▶ Records:

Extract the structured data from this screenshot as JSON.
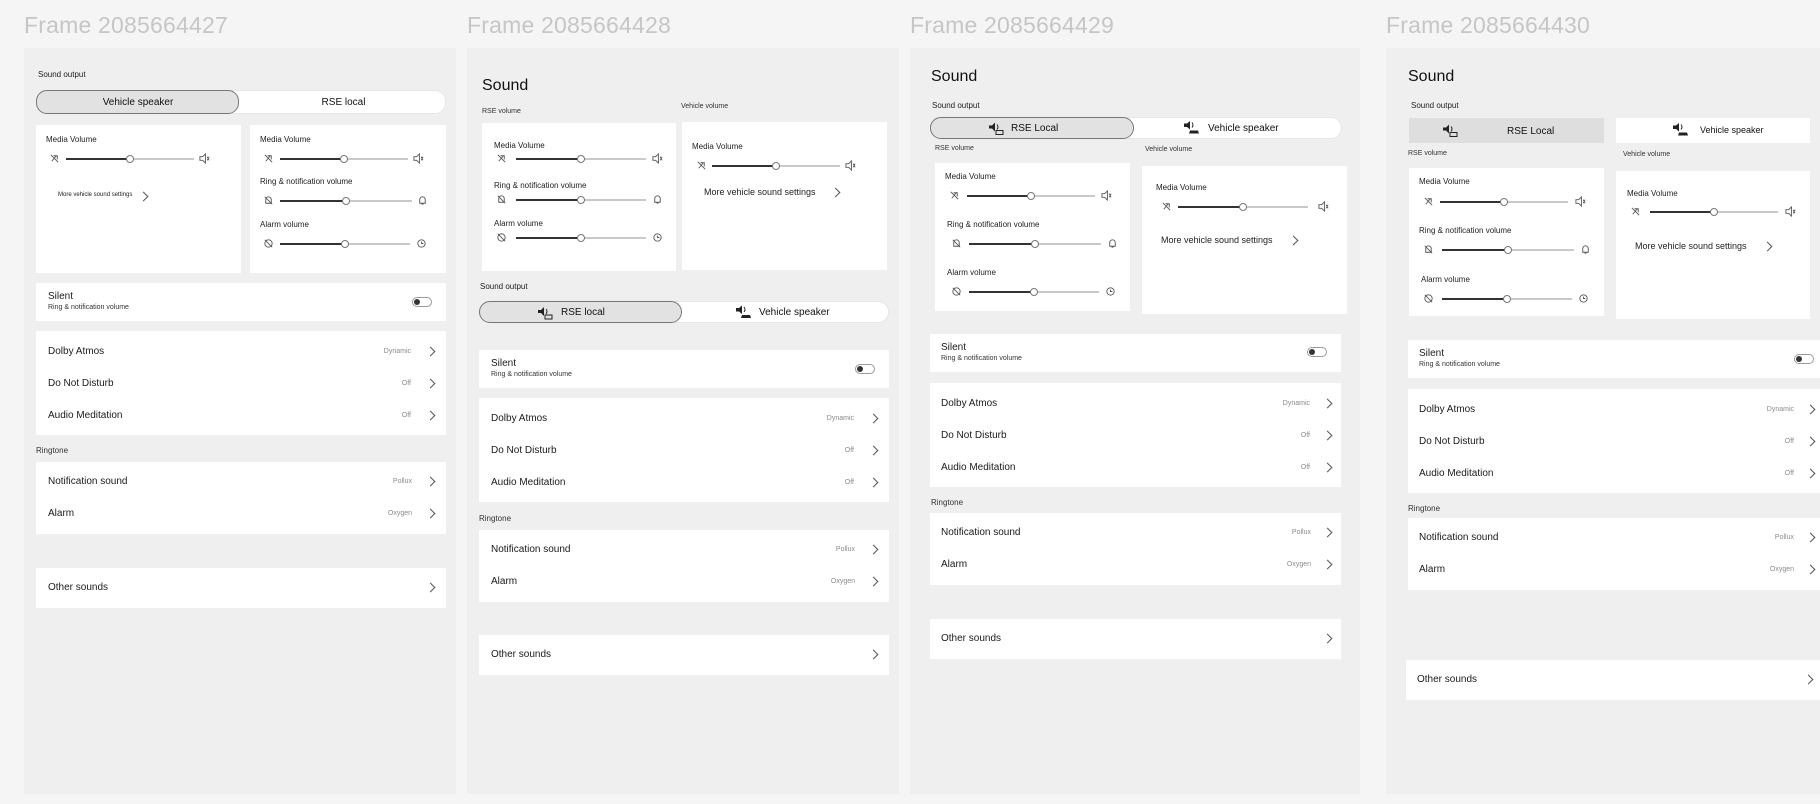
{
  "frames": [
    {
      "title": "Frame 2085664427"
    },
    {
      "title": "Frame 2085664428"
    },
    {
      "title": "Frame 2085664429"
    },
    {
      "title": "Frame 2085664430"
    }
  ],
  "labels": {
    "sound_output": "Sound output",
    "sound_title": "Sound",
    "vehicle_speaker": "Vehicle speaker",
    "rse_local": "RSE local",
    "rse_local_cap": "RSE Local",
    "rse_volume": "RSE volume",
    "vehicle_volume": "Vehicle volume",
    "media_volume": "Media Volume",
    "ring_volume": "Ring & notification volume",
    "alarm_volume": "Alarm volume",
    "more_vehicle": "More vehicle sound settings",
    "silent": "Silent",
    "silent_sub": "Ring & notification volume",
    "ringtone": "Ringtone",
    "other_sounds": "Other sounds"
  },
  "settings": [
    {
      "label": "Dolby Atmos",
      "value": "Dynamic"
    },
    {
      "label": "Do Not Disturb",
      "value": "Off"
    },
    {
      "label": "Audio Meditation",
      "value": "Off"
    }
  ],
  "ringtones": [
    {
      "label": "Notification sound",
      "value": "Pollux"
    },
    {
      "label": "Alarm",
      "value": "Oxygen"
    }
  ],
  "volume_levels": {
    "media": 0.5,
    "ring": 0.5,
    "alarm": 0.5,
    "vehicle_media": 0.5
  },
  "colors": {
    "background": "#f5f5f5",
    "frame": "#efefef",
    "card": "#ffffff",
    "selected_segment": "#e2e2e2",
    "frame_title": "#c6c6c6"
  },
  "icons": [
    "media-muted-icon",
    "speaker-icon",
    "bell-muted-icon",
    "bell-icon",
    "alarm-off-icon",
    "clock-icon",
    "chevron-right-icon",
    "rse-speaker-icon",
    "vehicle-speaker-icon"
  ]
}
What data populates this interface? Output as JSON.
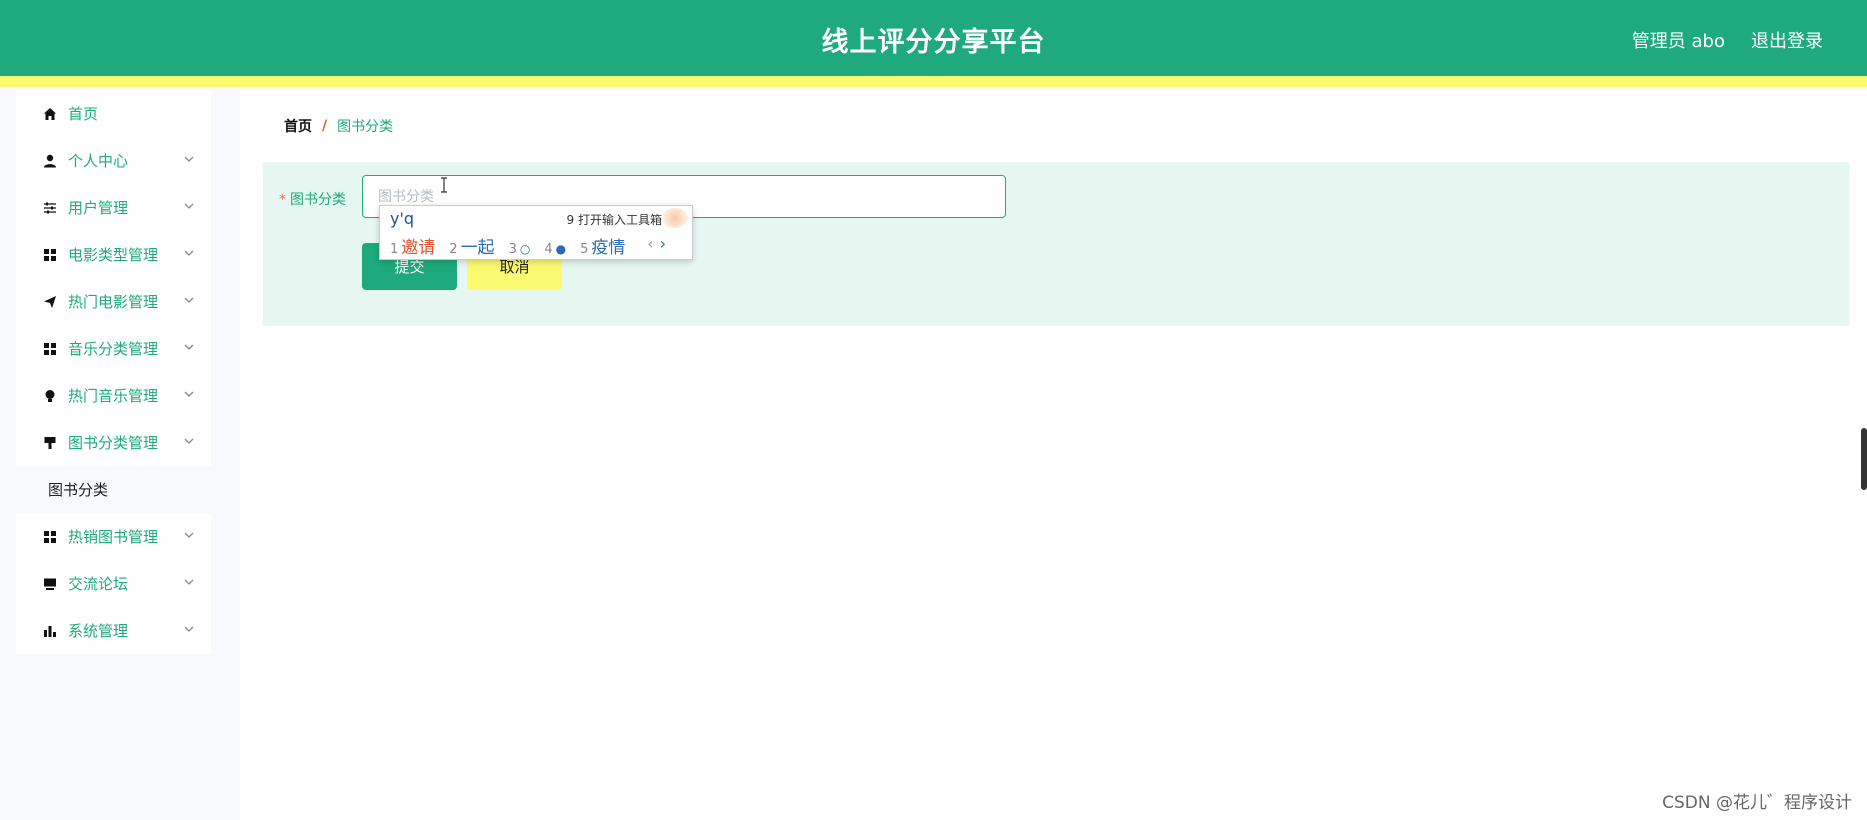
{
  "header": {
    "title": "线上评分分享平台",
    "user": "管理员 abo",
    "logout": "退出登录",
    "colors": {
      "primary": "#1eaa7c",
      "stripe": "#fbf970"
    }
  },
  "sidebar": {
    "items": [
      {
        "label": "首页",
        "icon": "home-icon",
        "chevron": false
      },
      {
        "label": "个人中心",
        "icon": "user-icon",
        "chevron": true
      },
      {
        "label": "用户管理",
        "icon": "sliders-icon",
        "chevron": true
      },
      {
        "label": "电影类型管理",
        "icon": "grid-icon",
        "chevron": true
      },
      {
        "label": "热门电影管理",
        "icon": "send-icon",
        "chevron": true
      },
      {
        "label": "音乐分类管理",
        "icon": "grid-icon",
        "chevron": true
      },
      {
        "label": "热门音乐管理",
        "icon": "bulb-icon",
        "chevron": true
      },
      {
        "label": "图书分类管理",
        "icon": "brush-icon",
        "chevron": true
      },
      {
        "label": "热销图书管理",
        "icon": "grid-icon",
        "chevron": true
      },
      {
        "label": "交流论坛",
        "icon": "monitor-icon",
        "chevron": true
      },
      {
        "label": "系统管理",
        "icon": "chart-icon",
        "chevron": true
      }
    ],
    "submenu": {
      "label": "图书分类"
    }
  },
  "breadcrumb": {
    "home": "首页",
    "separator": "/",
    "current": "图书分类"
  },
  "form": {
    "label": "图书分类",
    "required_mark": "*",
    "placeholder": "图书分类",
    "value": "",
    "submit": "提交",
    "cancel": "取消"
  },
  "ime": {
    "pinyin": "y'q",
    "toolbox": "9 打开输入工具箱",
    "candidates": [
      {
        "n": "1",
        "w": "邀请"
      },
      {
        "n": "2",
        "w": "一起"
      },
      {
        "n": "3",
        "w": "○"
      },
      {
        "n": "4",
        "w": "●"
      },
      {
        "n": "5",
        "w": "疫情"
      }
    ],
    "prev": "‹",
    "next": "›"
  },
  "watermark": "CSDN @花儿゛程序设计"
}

▶ Work to be completed: Leave out the pictures, and give all the records again exactly.

▶ Solution below:
Extract the structured data from this screenshot as JSON.
{
  "frames": [
    {
      "title": "Frame 2085664427"
    },
    {
      "title": "Frame 2085664428"
    },
    {
      "title": "Frame 2085664429"
    },
    {
      "title": "Frame 2085664430"
    }
  ],
  "labels": {
    "sound_output": "Sound output",
    "sound_title": "Sound",
    "vehicle_speaker": "Vehicle speaker",
    "rse_local": "RSE local",
    "rse_local_cap": "RSE Local",
    "rse_volume": "RSE volume",
    "vehicle_volume": "Vehicle volume",
    "media_volume": "Media Volume",
    "ring_volume": "Ring & notification volume",
    "alarm_volume": "Alarm volume",
    "more_vehicle": "More vehicle sound settings",
    "silent": "Silent",
    "silent_sub": "Ring & notification volume",
    "ringtone": "Ringtone",
    "other_sounds": "Other sounds"
  },
  "settings": [
    {
      "label": "Dolby Atmos",
      "value": "Dynamic"
    },
    {
      "label": "Do Not Disturb",
      "value": "Off"
    },
    {
      "label": "Audio Meditation",
      "value": "Off"
    }
  ],
  "ringtones": [
    {
      "label": "Notification sound",
      "value": "Pollux"
    },
    {
      "label": "Alarm",
      "value": "Oxygen"
    }
  ],
  "volume_levels": {
    "media": 0.5,
    "ring": 0.5,
    "alarm": 0.5,
    "vehicle_media": 0.5
  },
  "colors": {
    "background": "#f5f5f5",
    "frame": "#efefef",
    "card": "#ffffff",
    "selected_segment": "#e2e2e2",
    "frame_title": "#c6c6c6"
  },
  "icons": [
    "media-muted-icon",
    "speaker-icon",
    "bell-muted-icon",
    "bell-icon",
    "alarm-off-icon",
    "clock-icon",
    "chevron-right-icon",
    "rse-speaker-icon",
    "vehicle-speaker-icon"
  ]
}
What data populates this interface? Output as JSON.
{
  "header": {
    "title": "线上评分分享平台",
    "user": "管理员 abo",
    "logout": "退出登录",
    "colors": {
      "primary": "#1eaa7c",
      "stripe": "#fbf970"
    }
  },
  "sidebar": {
    "items": [
      {
        "label": "首页",
        "icon": "home-icon",
        "chevron": false
      },
      {
        "label": "个人中心",
        "icon": "user-icon",
        "chevron": true
      },
      {
        "label": "用户管理",
        "icon": "sliders-icon",
        "chevron": true
      },
      {
        "label": "电影类型管理",
        "icon": "grid-icon",
        "chevron": true
      },
      {
        "label": "热门电影管理",
        "icon": "send-icon",
        "chevron": true
      },
      {
        "label": "音乐分类管理",
        "icon": "grid-icon",
        "chevron": true
      },
      {
        "label": "热门音乐管理",
        "icon": "bulb-icon",
        "chevron": true
      },
      {
        "label": "图书分类管理",
        "icon": "brush-icon",
        "chevron": true
      },
      {
        "label": "热销图书管理",
        "icon": "grid-icon",
        "chevron": true
      },
      {
        "label": "交流论坛",
        "icon": "monitor-icon",
        "chevron": true
      },
      {
        "label": "系统管理",
        "icon": "chart-icon",
        "chevron": true
      }
    ],
    "submenu": {
      "label": "图书分类"
    }
  },
  "breadcrumb": {
    "home": "首页",
    "separator": "/",
    "current": "图书分类"
  },
  "form": {
    "label": "图书分类",
    "required_mark": "*",
    "placeholder": "图书分类",
    "value": "",
    "submit": "提交",
    "cancel": "取消"
  },
  "ime": {
    "pinyin": "y'q",
    "toolbox": "9 打开输入工具箱",
    "candidates": [
      {
        "n": "1",
        "w": "邀请"
      },
      {
        "n": "2",
        "w": "一起"
      },
      {
        "n": "3",
        "w": "○"
      },
      {
        "n": "4",
        "w": "●"
      },
      {
        "n": "5",
        "w": "疫情"
      }
    ],
    "prev": "‹",
    "next": "›"
  },
  "watermark": "CSDN @花儿゛程序设计"
}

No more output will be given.